#### [WHAT IS REQUIRED]
Transcribe all of the records precisely as they are presented.

(begin)

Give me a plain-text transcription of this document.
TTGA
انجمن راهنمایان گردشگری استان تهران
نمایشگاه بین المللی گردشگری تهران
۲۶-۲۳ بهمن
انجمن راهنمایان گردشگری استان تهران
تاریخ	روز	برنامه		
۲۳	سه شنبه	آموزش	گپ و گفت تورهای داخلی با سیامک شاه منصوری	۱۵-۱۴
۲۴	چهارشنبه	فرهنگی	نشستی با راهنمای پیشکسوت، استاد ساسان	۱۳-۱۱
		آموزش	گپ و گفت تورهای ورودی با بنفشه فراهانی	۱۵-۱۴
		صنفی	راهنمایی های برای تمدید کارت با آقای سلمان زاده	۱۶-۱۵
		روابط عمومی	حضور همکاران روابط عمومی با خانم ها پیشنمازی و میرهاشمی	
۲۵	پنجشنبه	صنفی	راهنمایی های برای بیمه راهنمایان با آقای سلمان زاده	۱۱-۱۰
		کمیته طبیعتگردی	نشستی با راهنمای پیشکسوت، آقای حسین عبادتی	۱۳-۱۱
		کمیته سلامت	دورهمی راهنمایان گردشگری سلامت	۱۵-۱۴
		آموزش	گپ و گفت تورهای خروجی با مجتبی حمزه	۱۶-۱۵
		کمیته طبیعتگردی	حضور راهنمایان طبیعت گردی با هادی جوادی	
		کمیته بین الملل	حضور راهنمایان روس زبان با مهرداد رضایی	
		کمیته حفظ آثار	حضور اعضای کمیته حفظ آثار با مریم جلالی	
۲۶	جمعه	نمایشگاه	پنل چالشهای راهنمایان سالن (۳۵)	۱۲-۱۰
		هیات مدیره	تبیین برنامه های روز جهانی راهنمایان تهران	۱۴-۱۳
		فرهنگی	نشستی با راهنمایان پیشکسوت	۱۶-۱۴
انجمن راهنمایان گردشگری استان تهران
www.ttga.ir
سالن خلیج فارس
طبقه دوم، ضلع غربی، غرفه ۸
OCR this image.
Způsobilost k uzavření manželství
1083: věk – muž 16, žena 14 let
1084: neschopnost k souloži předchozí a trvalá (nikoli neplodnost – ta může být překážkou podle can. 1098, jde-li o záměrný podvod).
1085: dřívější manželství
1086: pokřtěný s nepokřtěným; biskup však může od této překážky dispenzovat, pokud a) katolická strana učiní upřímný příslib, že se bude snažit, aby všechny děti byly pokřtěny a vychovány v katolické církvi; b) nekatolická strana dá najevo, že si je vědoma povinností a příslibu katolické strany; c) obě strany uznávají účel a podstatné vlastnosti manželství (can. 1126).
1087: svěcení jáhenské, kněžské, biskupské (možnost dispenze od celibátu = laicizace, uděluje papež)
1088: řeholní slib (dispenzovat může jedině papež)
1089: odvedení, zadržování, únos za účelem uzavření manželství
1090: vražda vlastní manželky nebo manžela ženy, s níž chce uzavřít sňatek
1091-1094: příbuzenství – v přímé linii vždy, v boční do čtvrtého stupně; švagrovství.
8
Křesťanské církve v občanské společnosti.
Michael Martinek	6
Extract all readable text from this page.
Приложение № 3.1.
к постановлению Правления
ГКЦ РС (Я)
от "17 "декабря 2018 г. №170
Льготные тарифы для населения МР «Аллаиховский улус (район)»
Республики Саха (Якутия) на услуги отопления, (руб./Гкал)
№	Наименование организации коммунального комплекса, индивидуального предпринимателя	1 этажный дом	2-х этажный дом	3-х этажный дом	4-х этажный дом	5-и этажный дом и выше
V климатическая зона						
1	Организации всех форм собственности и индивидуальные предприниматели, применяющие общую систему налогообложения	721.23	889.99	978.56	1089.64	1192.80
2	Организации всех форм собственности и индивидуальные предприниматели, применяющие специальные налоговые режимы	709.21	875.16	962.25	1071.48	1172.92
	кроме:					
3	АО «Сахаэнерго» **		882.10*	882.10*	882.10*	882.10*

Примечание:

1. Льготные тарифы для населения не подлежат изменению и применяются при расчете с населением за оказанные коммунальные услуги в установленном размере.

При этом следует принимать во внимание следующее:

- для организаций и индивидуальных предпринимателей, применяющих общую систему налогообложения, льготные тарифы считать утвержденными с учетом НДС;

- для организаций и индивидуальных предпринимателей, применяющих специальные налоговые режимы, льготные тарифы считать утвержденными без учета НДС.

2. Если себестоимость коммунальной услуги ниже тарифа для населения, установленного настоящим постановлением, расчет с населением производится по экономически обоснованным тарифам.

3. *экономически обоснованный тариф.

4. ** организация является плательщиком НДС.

(end)

#### [RESULT FOR THIS EXERCISE]
Give me a plain-text transcription of this document.
TTGA
انجمن راهنمایان گردشگری استان تهران
نمایشگاه بین المللی گردشگری تهران
۲۶-۲۳ بهمن
انجمن راهنمایان گردشگری استان تهران
تاریخ	روز	برنامه		
۲۳	سه شنبه	آموزش	گپ و گفت تورهای داخلی با سیامک شاه منصوری	۱۵-۱۴
۲۴	چهارشنبه	فرهنگی	نشستی با راهنمای پیشکسوت، استاد ساسان	۱۳-۱۱
		آموزش	گپ و گفت تورهای ورودی با بنفشه فراهانی	۱۵-۱۴
		صنفی	راهنمایی های برای تمدید کارت با آقای سلمان زاده	۱۶-۱۵
		روابط عمومی	حضور همکاران روابط عمومی با خانم ها پیشنمازی و میرهاشمی	
۲۵	پنجشنبه	صنفی	راهنمایی های برای بیمه راهنمایان با آقای سلمان زاده	۱۱-۱۰
		کمیته طبیعتگردی	نشستی با راهنمای پیشکسوت، آقای حسین عبادتی	۱۳-۱۱
		کمیته سلامت	دورهمی راهنمایان گردشگری سلامت	۱۵-۱۴
		آموزش	گپ و گفت تورهای خروجی با مجتبی حمزه	۱۶-۱۵
		کمیته طبیعتگردی	حضور راهنمایان طبیعت گردی با هادی جوادی	
		کمیته بین الملل	حضور راهنمایان روس زبان با مهرداد رضایی	
		کمیته حفظ آثار	حضور اعضای کمیته حفظ آثار با مریم جلالی	
۲۶	جمعه	نمایشگاه	پنل چالشهای راهنمایان سالن (۳۵)	۱۲-۱۰
		هیات مدیره	تبیین برنامه های روز جهانی راهنمایان تهران	۱۴-۱۳
		فرهنگی	نشستی با راهنمایان پیشکسوت	۱۶-۱۴
انجمن راهنمایان گردشگری استان تهران
www.ttga.ir
سالن خلیج فارس
طبقه دوم، ضلع غربی، غرفه ۸
OCR this image.
Způsobilost k uzavření manželství
1083: věk – muž 16, žena 14 let
1084: neschopnost k souloži předchozí a trvalá (nikoli neplodnost – ta může být překážkou podle can. 1098, jde-li o záměrný podvod).
1085: dřívější manželství
1086: pokřtěný s nepokřtěným; biskup však může od této překážky dispenzovat, pokud a) katolická strana učiní upřímný příslib, že se bude snažit, aby všechny děti byly pokřtěny a vychovány v katolické církvi; b) nekatolická strana dá najevo, že si je vědoma povinností a příslibu katolické strany; c) obě strany uznávají účel a podstatné vlastnosti manželství (can. 1126).
1087: svěcení jáhenské, kněžské, biskupské (možnost dispenze od celibátu = laicizace, uděluje papež)
1088: řeholní slib (dispenzovat může jedině papež)
1089: odvedení, zadržování, únos za účelem uzavření manželství
1090: vražda vlastní manželky nebo manžela ženy, s níž chce uzavřít sňatek
1091-1094: příbuzenství – v přímé linii vždy, v boční do čtvrtého stupně; švagrovství.
8
Křesťanské církve v občanské společnosti.
Michael Martinek	6
Extract all readable text from this page.
Приложение № 3.1.
к постановлению Правления
ГКЦ РС (Я)
от "17 "декабря 2018 г. №170
Льготные тарифы для населения МР «Аллаиховский улус (район)»
Республики Саха (Якутия) на услуги отопления, (руб./Гкал)
№	Наименование организации коммунального комплекса, индивидуального предпринимателя	1 этажный дом	2-х этажный дом	3-х этажный дом	4-х этажный дом	5-и этажный дом и выше
V климатическая зона						
1	Организации всех форм собственности и индивидуальные предприниматели, применяющие общую систему налогообложения	721.23	889.99	978.56	1089.64	1192.80
2	Организации всех форм собственности и индивидуальные предприниматели, применяющие специальные налоговые режимы	709.21	875.16	962.25	1071.48	1172.92
	кроме:					
3	АО «Сахаэнерго» **		882.10*	882.10*	882.10*	882.10*

Примечание:

1. Льготные тарифы для населения не подлежат изменению и применяются при расчете с населением за оказанные коммунальные услуги в установленном размере.

При этом следует принимать во внимание следующее:

- для организаций и индивидуальных предпринимателей, применяющих общую систему налогообложения, льготные тарифы считать утвержденными с учетом НДС;

- для организаций и индивидуальных предпринимателей, применяющих специальные налоговые режимы, льготные тарифы считать утвержденными без учета НДС.

2. Если себестоимость коммунальной услуги ниже тарифа для населения, установленного настоящим постановлением, расчет с населением производится по экономически обоснованным тарифам.

3. *экономически обоснованный тариф.

4. ** организация является плательщиком НДС.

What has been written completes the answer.